Реклама полностью отключится, после прочтения нескольких страниц!
Перевод с английского Елены Осокиной
Изучение «карателей» — лиц, которые осуществляли массовый террор в Советской России/СССР, — ограничивалось в Советском Союзе вплоть до 1991 г. почти исключительно фигурой Сталина. Именно Сталин считался, если не принимать во внимание тезисы ряда «ревизионистов», the terror’s director general[21]. Такая трактовка являлась прямым продолжением основных положений тайной речи Никиты Хрущева, произнесенной на XX съезде КПСС в 1956 г. Новый импульс своего развития историография карательных органов и «карателей» получила благодаря публикации в 1991 г. документов о массовых репрессиях. Речь здесь идет в первую очередь о массовых операциях НКВД 1937–1938 гг.: так называемой «кулацкой» операции против «кулаков», «уголовников» и других «контрреволюционных элементов», «национальных» операциях в отношении немцев, поляков, иранцев и т. п., а также операции протав «социально опасных элементов» (попрошаек, бездомных, проституток, уголовных преступников и т. п.), жертвами которых в общей сложности стали около 1,6 миллиона человек. Некоторые российские историки использовали новые документы как основание для диаметрально противоположной интерпретации роли Сталина. Под их пером зародилась легенда об обманутом и слабом диктаторе, действовавшем под диктовку Н.И. Ежова, собственно главного и единоличного организатора Большого террора[22]. Однако историография сумела вскоре убедительно опровергнуть такого рода трактовки[23]. Ежов, возглавлявший народный комиссариат внутренних дел СССР, который объединял под своей крышей органы государственной безопасности и милицию, теперь адекватно описывается как управляемый и контролируемый послушный исполнитель приказов Сталина, как его способный и усердный ученик[24].

▸ Условие задания: Перескажите короче, в виде списка, абзац текста о «карателях», который начинается словами «Изучение „карателей“». Сохраните его главные факты. Записи для этого задания не понадобятся.

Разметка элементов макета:

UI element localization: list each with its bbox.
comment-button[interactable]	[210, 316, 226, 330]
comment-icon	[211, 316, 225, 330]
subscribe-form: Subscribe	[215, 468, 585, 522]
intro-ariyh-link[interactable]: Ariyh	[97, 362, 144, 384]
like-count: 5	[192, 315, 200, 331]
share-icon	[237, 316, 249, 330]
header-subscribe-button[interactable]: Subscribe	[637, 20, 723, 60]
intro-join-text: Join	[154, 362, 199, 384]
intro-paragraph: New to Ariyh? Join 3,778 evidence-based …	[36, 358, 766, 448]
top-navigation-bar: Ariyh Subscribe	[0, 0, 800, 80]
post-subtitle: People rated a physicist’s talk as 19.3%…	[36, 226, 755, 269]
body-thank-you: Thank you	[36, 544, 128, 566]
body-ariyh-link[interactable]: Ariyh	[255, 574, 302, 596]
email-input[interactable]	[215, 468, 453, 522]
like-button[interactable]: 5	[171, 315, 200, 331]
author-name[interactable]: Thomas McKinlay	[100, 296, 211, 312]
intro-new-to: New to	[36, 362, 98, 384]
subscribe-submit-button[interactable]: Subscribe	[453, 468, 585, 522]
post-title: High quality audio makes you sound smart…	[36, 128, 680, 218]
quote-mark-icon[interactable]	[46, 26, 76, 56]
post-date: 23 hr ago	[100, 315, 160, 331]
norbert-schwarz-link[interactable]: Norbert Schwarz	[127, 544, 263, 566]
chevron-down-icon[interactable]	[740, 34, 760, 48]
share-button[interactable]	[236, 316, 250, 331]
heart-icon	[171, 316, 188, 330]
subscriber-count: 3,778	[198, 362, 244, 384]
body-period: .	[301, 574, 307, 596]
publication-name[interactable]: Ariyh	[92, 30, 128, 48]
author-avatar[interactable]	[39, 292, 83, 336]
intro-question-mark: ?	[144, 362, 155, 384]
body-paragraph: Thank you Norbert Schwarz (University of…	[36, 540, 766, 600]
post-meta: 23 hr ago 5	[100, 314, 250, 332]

▸ Ответ на задание:
- До 1991 г. в Советском Союзе изучение «карателей» почти целиком сводилось к фигуре Сталина, которого считали главным руководителем террора. Эта трактовка продолжала основные положения тайной речи Хрущева на XX съезде КПСС в 1956 г.
- Новый толчок историографии дала публикация в 1991 г. документов о массовых репрессиях. Прежде всего это документы о массовых операциях НКВД 1937–1938 гг.: «кулацкой», «национальных» и операции против «социально опасных элементов». Их жертвами стали в общей сложности около 1,6 миллиона человек.
- Часть российских историков на основе новых документов создала легенду о слабом и обманутом Сталине, который действовал под диктовку Ежова. Главным и единоличным организатором Большого террора в этой легенде выступал Ежов.
- Историография вскоре убедительно опровергла такие трактовки. Ежова, возглавлявшего НКВД СССР, где были объединены госбезопасность и милиция, теперь описывают как послушного исполнителя приказов Сталина, его способного и усердного ученика.